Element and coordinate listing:
.....
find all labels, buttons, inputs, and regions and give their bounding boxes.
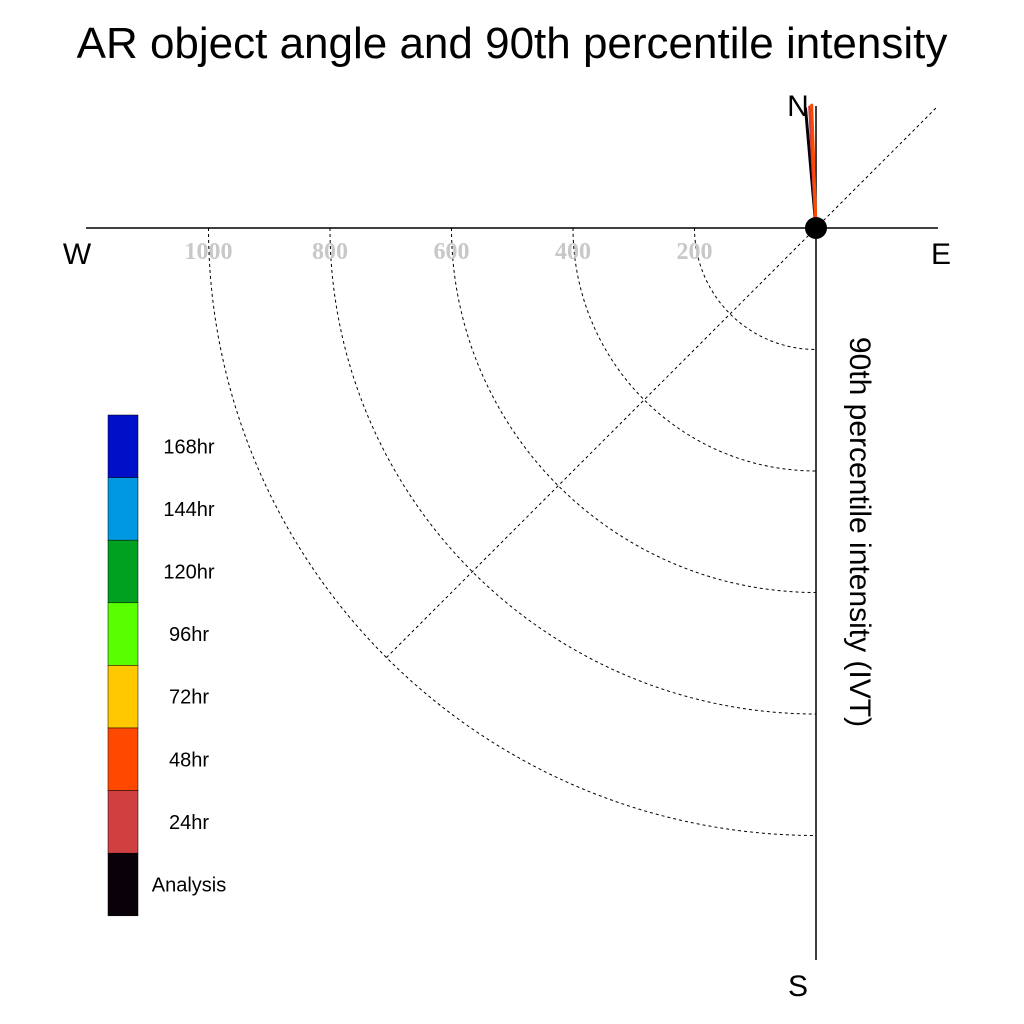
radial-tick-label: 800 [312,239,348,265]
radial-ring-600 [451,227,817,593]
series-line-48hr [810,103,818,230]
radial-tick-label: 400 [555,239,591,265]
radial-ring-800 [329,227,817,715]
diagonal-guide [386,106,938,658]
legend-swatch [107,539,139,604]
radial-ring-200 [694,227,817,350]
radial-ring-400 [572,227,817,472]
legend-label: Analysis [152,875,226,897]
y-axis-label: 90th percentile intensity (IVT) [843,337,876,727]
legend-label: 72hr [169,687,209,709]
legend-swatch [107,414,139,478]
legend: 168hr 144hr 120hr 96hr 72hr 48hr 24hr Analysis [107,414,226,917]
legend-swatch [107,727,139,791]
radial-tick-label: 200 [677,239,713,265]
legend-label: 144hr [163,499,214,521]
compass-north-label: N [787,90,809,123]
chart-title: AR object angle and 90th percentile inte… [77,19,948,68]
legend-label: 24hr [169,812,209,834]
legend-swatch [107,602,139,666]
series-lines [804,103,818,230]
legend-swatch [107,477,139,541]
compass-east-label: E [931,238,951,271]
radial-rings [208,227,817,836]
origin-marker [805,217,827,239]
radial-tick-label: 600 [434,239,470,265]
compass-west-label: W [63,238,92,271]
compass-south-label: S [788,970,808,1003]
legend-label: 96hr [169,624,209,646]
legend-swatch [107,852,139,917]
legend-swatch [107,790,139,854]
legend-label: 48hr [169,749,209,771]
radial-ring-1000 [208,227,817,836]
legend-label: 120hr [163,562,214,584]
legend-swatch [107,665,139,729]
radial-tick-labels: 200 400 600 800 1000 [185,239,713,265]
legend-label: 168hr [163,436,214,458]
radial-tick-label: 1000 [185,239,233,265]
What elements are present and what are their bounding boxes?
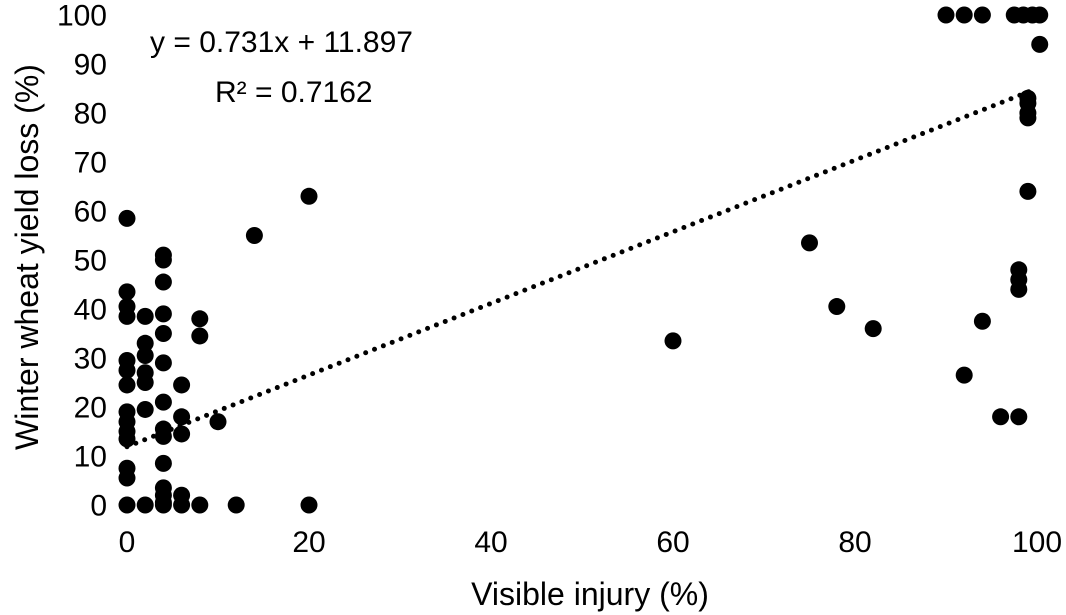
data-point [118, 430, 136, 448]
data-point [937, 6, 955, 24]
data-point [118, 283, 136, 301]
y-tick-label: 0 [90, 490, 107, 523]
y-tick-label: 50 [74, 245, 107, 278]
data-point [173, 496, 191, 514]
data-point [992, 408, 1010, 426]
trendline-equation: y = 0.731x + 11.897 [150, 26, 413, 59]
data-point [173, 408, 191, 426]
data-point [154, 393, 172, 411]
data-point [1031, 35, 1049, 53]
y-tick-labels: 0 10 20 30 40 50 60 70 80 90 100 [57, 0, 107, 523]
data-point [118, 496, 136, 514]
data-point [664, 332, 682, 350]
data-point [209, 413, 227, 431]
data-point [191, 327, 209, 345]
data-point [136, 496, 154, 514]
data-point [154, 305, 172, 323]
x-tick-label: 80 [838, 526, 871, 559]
.....
> WHAT NEEDS TO BE DONE:
Please rewrite the listing above as a JSON list of strings, one string per line and no blank lines. Leave out the picture lines.

> EXPECTED ANSWER:
[
  "find all labels, buttons, inputs, and regions and give their bounding boxes.",
  "radial-tick-label: 800 [312,239,348,265]",
  "radial-ring-600 [451,227,817,593]",
  "series-line-48hr [810,103,818,230]",
  "radial-tick-label: 400 [555,239,591,265]",
  "radial-ring-800 [329,227,817,715]",
  "diagonal-guide [386,106,938,658]",
  "legend-swatch [107,539,139,604]",
  "radial-ring-200 [694,227,817,350]",
  "radial-ring-400 [572,227,817,472]",
  "legend-label: Analysis [152,875,226,897]",
  "y-axis-label: 90th percentile intensity (IVT) [843,337,876,727]",
  "legend-label: 72hr [169,687,209,709]",
  "legend-swatch [107,414,139,478]",
  "legend: 168hr 144hr 120hr 96hr 72hr 48hr 24hr Analysis [107,414,226,917]",
  "legend-swatch [107,727,139,791]",
  "radial-tick-label: 200 [677,239,713,265]",
  "legend-label: 144hr [163,499,214,521]",
  "compass-north-label: N [787,90,809,123]",
  "chart-title: AR object angle and 90th percentile inte… [77,19,948,68]",
  "legend-label: 24hr [169,812,209,834]",
  "legend-swatch [107,602,139,666]",
  "series-lines [804,103,818,230]",
  "legend-swatch [107,477,139,541]",
  "compass-east-label: E [931,238,951,271]",
  "radial-rings [208,227,817,836]",
  "origin-marker [805,217,827,239]",
  "radial-tick-label: 600 [434,239,470,265]",
  "compass-west-label: W [63,238,92,271]",
  "compass-south-label: S [788,970,808,1003]",
  "legend-label: 96hr [169,624,209,646]",
  "legend-swatch [107,852,139,917]",
  "legend-swatch [107,790,139,854]",
  "legend-label: 48hr [169,749,209,771]",
  "radial-ring-1000 [208,227,817,836]",
  "legend-label: 120hr [163,562,214,584]",
  "legend-swatch [107,665,139,729]",
  "radial-tick-labels: 200 400 600 800 1000 [185,239,713,265]",
  "legend-label: 168hr [163,436,214,458]",
  "radial-tick-label: 1000 [185,239,233,265]",
  "What elements are present and what are their bounding boxes?",
  "data-point [118, 430, 136, 448]",
  "data-point [937, 6, 955, 24]",
  "data-point [118, 283, 136, 301]",
  "y-tick-label: 0 [90, 490, 107, 523]",
  "y-tick-label: 50 [74, 245, 107, 278]",
  "data-point [173, 496, 191, 514]",
  "data-point [992, 408, 1010, 426]",
  "trendline-equation: y = 0.731x + 11.897 [150, 26, 413, 59]",
  "data-point [173, 408, 191, 426]",
  "data-point [154, 393, 172, 411]",
  "data-point [1031, 35, 1049, 53]",
  "y-tick-labels: 0 10 20 30 40 50 60 70 80 90 100 [57, 0, 107, 523]",
  "data-point [118, 496, 136, 514]",
  "data-point [664, 332, 682, 350]",
  "data-point [209, 413, 227, 431]",
  "data-point [191, 327, 209, 345]",
  "data-point [136, 496, 154, 514]",
  "data-point [154, 305, 172, 323]",
  "x-tick-label: 80 [838, 526, 871, 559]"
]